*本文*.
= = =
自閉症スペクトラム障害が道具を使うのが苦手な理由

発達障害の自閉症スペクトラム障害の人は、道具を使った運動や作業が苦手であるのは、道具を身体の一部のように感じられない可能性があることを、国立障害者リハビリテーション研究所と静岡大学の研究グループが研究成果をまとめて、世界発表しました。
研究グループによると、コミュニケーションに困難を抱える自閉症スペクトラム障害の人には球技や書道、工作などが苦手な傾向が見られ、周囲の理解を得られずに孤立することがあり、一人ひとりの障害特性に応じた支援や訓練につなげることを目的に研究が始められました。
手にした道具の上で起きる錯覚現象について自閉症スペクトラム障害の人と、発達障害がない人と、それぞれ13人で比較されました。その方法ですが、長さが約10cmの細いアルミニウム製の棒を左手と右手の人差し指の上に置いて、目の見えない状態で最初に左手の指の上を0.8秒間隔で連続2回、0.1秒後に右手の指の上を1回叩いて、どのように感じるかが調べられました。
多くの場合は、脳が棒を体の一部として捉えて、ウサギが跳ねるように2回目は棒の真ん中、3回目は右手の少し左側という、叩かれていない場所に刺激を感じる皮膚ウサギ錯覚が生じます。発達障害がない人は13人ともに錯覚を認識したのに対して、自閉症スペクトラム障害の人のうち5人は2回目の棒上の刺激をほとんど感じませんでした。この5人全員が球技などの運動が苦手だったといいます。
自閉症スペクトラム障害の子どもは運動が苦手なことが多く、運動をすることによって運動機能が鍛えられるとして、発達支援として運動指導が行われます。従来の方法がうまくいかないという子どもも当たり前のように存在していますが、今回の研究成果を踏まえて、運動療法の方法を検討することも必要かもしれません。
= = =
*課題 1*.
本文によると、錯覚現象の比較では自閉症スペクトラム障害の人と発達障害がない人をそれぞれ何人ずつ調べたか。
*課題 2*.
本文の「多くの場合は、脳が棒を体の一」から始まり「運動が苦手だったといいます。」で終わる部分を、「球技」を「書道」に置き換えて書き直しなさい。

*資料*.
= = =
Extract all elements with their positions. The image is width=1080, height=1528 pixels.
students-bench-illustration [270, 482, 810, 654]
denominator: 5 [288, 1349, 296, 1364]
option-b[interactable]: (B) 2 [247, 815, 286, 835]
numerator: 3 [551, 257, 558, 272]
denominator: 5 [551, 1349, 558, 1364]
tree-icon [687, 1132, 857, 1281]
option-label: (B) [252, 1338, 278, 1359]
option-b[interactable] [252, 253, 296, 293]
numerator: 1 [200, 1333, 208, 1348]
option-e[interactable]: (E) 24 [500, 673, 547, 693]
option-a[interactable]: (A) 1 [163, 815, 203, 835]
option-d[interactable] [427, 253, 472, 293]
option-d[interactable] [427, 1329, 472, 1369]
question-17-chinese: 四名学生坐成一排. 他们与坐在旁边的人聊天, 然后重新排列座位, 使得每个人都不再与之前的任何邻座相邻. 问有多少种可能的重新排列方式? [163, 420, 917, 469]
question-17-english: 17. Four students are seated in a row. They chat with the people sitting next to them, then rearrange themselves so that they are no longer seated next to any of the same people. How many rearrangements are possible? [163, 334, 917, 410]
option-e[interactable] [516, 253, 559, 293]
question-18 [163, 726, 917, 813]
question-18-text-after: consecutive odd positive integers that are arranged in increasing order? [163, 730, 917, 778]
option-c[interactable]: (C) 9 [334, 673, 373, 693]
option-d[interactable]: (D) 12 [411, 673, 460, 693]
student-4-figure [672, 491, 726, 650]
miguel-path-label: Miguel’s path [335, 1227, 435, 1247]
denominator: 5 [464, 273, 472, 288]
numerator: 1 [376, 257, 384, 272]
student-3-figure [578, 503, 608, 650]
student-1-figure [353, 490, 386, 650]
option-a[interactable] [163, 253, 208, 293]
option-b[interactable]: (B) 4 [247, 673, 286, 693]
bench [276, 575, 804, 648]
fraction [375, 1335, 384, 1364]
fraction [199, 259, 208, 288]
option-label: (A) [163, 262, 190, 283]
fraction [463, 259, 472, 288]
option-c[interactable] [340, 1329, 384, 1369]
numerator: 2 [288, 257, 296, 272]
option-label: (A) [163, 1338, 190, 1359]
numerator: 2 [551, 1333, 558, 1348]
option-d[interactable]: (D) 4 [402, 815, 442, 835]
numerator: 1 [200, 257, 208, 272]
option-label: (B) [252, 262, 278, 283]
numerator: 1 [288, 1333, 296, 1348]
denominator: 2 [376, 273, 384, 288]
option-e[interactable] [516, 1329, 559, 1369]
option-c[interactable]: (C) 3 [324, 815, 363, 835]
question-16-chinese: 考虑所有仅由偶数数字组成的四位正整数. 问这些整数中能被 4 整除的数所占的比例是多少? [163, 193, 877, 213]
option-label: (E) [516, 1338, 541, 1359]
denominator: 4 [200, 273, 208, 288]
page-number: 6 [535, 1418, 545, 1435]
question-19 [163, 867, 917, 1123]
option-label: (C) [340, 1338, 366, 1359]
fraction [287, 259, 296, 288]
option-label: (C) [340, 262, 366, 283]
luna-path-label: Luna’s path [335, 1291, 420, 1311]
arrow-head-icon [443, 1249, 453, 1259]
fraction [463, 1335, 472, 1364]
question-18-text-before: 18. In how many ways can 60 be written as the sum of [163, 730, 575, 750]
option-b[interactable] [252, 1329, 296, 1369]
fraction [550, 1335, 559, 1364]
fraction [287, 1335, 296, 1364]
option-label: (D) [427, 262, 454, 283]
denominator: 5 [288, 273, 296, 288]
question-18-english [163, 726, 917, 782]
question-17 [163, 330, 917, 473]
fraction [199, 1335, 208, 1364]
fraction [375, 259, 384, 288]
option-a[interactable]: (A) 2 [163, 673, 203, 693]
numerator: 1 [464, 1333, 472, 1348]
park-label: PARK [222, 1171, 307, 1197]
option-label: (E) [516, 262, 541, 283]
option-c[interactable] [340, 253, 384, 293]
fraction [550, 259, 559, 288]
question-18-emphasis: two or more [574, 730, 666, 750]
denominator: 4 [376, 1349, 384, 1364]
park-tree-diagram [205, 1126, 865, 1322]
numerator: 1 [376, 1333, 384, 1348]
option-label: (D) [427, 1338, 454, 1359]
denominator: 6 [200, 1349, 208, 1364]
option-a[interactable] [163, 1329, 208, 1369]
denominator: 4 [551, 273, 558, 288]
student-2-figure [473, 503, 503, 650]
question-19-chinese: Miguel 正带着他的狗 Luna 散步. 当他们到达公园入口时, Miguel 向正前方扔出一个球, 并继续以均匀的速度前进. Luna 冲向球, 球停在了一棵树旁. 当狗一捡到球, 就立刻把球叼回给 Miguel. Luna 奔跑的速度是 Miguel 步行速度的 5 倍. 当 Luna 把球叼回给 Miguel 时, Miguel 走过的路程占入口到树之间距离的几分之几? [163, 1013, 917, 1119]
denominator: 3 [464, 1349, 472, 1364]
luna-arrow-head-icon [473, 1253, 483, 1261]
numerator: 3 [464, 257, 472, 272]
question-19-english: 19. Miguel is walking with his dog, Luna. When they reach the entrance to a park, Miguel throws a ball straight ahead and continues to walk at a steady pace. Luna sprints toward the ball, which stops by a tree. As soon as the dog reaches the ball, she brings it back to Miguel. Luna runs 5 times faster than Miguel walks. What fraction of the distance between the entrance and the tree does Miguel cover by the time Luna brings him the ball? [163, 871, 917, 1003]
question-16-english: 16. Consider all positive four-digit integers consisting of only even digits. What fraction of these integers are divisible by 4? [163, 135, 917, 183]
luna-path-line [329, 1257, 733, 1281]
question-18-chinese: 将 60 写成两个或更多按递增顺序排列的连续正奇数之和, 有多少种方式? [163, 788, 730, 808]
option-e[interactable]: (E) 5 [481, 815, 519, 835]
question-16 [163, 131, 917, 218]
= = =
*解答 1*.
それぞれ13人ずつ。

*解答 2*.
多くの場合は、脳が棒を体の一部として捉えて、ウサギが跳ねるように2回目は棒の真ん中、3回目は右手の少し左側という、叩かれていない場所に刺激を感じる皮膚ウサギ錯覚が生じます。発達障害がない人は13人ともに錯覚を認識したのに対して、自閉症スペクトラム障害の人のうち5人は2回目の棒上の刺激をほとんど感じませんでした。この5人全員が書道などの運動が苦手だったといいます。